● Problem to solve:
Which lines in the records below contain the word "бюджетные"? Copy each of them.

(Records excerpted from a collection)
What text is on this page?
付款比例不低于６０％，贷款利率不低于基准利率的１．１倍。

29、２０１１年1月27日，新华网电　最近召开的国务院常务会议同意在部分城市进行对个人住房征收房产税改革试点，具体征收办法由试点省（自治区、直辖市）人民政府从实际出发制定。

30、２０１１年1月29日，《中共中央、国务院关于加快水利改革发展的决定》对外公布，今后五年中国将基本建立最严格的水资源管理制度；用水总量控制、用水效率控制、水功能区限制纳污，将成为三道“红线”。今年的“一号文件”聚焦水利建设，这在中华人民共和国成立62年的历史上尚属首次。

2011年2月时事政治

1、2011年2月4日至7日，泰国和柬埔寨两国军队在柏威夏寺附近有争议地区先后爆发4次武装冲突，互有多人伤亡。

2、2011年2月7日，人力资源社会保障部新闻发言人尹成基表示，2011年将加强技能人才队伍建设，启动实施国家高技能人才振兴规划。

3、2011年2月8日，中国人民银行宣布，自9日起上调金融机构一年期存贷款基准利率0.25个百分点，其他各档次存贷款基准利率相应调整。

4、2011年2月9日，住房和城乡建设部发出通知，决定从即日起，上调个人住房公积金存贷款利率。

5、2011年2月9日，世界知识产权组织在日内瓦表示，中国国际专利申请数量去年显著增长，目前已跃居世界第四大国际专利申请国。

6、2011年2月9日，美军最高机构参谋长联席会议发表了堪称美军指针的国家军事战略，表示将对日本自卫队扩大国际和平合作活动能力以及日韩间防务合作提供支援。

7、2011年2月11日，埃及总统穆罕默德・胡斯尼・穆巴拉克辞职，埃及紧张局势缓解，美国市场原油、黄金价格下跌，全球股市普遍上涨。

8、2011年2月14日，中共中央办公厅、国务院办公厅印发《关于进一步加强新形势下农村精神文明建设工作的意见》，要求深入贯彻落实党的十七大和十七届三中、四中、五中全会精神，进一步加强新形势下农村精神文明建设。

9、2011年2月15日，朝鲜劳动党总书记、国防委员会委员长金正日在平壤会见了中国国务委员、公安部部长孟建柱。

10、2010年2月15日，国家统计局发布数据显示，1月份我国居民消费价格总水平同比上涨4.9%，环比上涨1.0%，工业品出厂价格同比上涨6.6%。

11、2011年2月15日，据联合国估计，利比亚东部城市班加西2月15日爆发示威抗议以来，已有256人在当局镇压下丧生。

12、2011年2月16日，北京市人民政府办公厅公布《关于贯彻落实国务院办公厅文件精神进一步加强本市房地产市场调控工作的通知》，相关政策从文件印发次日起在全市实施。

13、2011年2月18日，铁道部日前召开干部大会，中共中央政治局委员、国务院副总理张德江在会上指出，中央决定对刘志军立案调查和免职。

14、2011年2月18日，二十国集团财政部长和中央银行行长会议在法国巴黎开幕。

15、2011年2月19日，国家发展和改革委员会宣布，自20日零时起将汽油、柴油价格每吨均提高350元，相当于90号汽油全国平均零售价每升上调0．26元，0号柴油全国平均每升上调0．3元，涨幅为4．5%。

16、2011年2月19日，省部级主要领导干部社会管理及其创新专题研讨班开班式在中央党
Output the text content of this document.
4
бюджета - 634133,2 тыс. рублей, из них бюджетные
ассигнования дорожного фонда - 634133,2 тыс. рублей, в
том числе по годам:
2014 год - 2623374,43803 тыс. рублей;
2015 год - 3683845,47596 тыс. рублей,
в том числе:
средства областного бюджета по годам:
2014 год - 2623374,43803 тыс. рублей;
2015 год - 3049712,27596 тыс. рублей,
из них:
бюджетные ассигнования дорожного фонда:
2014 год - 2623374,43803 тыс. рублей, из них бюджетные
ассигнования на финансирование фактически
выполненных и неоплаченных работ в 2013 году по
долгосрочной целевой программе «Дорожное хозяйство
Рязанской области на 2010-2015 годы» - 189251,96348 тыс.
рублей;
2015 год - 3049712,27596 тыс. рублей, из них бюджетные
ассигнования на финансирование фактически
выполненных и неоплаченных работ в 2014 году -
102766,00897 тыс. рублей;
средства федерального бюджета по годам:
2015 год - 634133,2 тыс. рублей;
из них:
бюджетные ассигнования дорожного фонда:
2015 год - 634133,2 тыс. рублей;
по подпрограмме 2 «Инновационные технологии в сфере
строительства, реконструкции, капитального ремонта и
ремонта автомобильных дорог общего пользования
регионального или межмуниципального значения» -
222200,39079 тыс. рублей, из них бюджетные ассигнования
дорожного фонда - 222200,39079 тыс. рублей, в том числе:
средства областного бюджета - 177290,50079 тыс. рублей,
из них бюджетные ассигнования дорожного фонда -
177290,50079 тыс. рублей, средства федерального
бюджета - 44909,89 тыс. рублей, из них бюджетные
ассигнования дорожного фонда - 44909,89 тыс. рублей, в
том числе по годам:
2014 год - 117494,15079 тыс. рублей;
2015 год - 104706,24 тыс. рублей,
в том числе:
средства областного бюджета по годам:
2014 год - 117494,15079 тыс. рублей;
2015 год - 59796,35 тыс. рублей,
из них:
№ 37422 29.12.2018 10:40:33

● Right answer:
бюджета - 634133,2 тыс. рублей, из них бюджетные
бюджетные ассигнования дорожного фонда:
2014 год - 2623374,43803 тыс. рублей, из них бюджетные
2015 год - 3049712,27596 тыс. рублей, из них бюджетные
бюджетные ассигнования дорожного фонда:
222200,39079 тыс. рублей, из них бюджетные ассигнования
из них бюджетные ассигнования дорожного фонда -
бюджета - 44909,89 тыс. рублей, из них бюджетные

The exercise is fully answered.